= THE REQUEST =
Please convert the part that opens with the line containing "y-tick-label: 80 [63, 42, 77, 52]" and closes with the line containing "bar [449, 587, 601, 793]" into a numbered list, leaving out any blank lines.

= THE RECORDS =
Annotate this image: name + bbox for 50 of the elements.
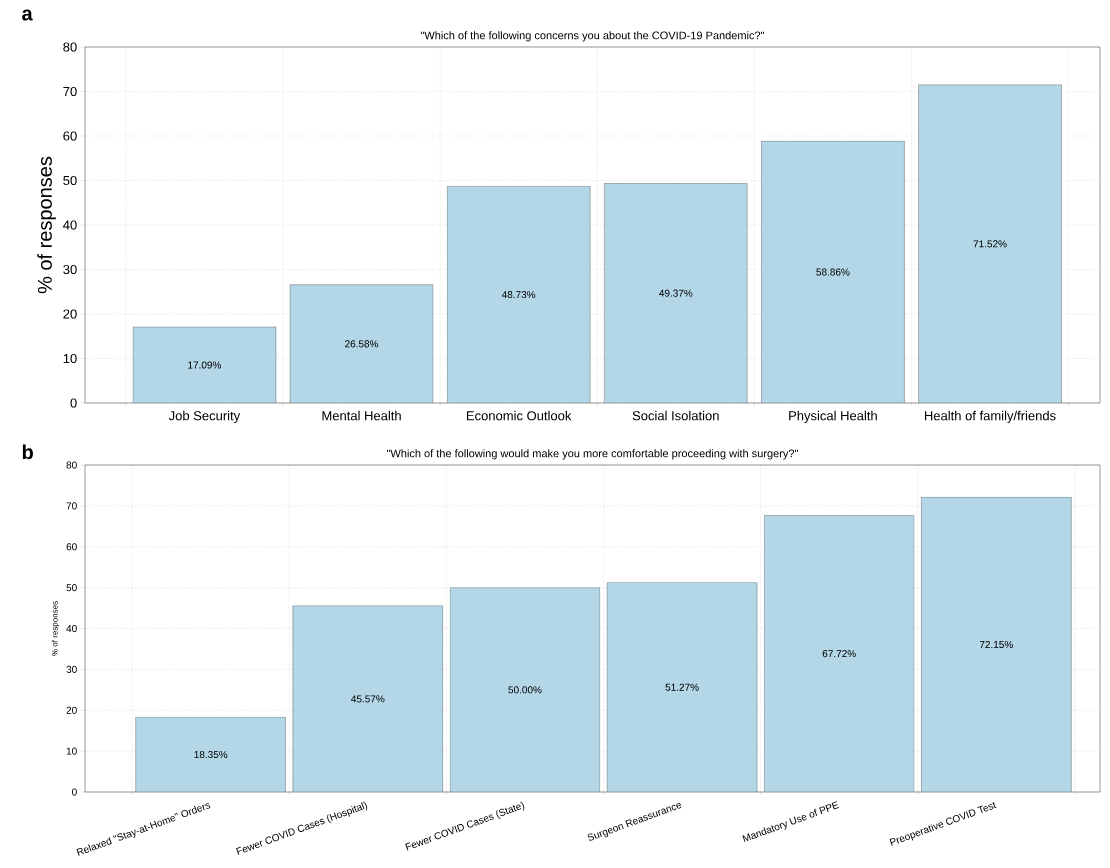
y-tick-label: 80 [63, 42, 77, 52]
data-label: 49.37% [659, 289, 693, 297]
x-tick-label: Mental Health [322, 410, 401, 421]
y-tick-label: 20 [66, 706, 77, 714]
x-tick-label: Health of family/friends [924, 410, 1056, 423]
y-tick-label: 40 [66, 624, 77, 633]
text: a [22, 9, 33, 21]
y-tick-label: 10 [63, 353, 77, 364]
y-tick-label: 80 [66, 461, 77, 469]
data-label: 50.00% [508, 686, 542, 694]
bar [289, 284, 434, 404]
bar [292, 605, 444, 793]
data-label: 51.27% [665, 683, 699, 691]
bar [449, 587, 601, 793]
y-tick-label: 50 [63, 175, 77, 186]
data-label: 67.72% [822, 650, 856, 658]
y-tick-label: 50 [66, 584, 77, 592]
x-tick-label: Social Isolation [632, 410, 719, 421]
y-tick-label: 30 [66, 665, 77, 673]
bar [921, 496, 1072, 793]
data-label: 71.52% [973, 240, 1007, 248]
data-label: 48.73% [501, 291, 536, 299]
y-axis-title: % of responses [51, 601, 60, 656]
bar [606, 582, 758, 793]
y-tick-label: 70 [63, 86, 77, 97]
text: b [22, 444, 33, 460]
y-tick-label: 60 [63, 131, 77, 141]
y-tick-label: 30 [63, 264, 77, 275]
data-label: 45.57% [351, 695, 385, 703]
y-tick-label: 70 [66, 502, 77, 510]
bar [761, 140, 905, 404]
y-tick-label: 60 [66, 543, 77, 551]
y-tick-label: 10 [66, 747, 77, 755]
data-label: 17.09% [188, 361, 222, 369]
y-tick-label: 0 [70, 398, 77, 408]
x-tick-label: Physical Health [789, 410, 877, 423]
data-label: 72.15% [979, 641, 1013, 649]
y-tick-label: 40 [63, 220, 77, 230]
data-label: 18.35% [194, 750, 228, 759]
chart-title: "Which of the following would make you more comfortable proceeding with surgery?" [387, 449, 798, 460]
x-tick-label: Fewer COVID Cases (State) [405, 801, 525, 851]
y-tick-label: 0 [72, 788, 77, 796]
bar [763, 515, 915, 793]
y-tick-label: 20 [63, 309, 77, 319]
y-axis-title: % of responses [37, 156, 56, 294]
x-tick-label: Job Security [168, 410, 241, 423]
chart-title: "Which of the following concerns you about the COVID-19 Pandemic?" [420, 31, 765, 42]
x-tick-label: Economic Outlook [466, 410, 572, 421]
data-label: 26.58% [345, 340, 379, 348]
data-label: 58.86% [816, 268, 850, 276]
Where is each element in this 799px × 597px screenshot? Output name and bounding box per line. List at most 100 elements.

= SOLUTION TO THIS EXERCISE =
1. y-tick-label: 80 [63, 42, 77, 52]
2. data-label: 49.37% [659, 289, 693, 297]
3. x-tick-label: Mental Health [322, 410, 401, 421]
4. y-tick-label: 20 [66, 706, 77, 714]
5. x-tick-label: Health of family/friends [924, 410, 1056, 423]
6. y-tick-label: 40 [66, 624, 77, 633]
7. text: a [22, 9, 33, 21]
8. y-tick-label: 10 [63, 353, 77, 364]
9. y-tick-label: 80 [66, 461, 77, 469]
10. data-label: 50.00% [508, 686, 542, 694]
11. bar [289, 284, 434, 404]
12. bar [292, 605, 444, 793]
13. data-label: 51.27% [665, 683, 699, 691]
14. bar [449, 587, 601, 793]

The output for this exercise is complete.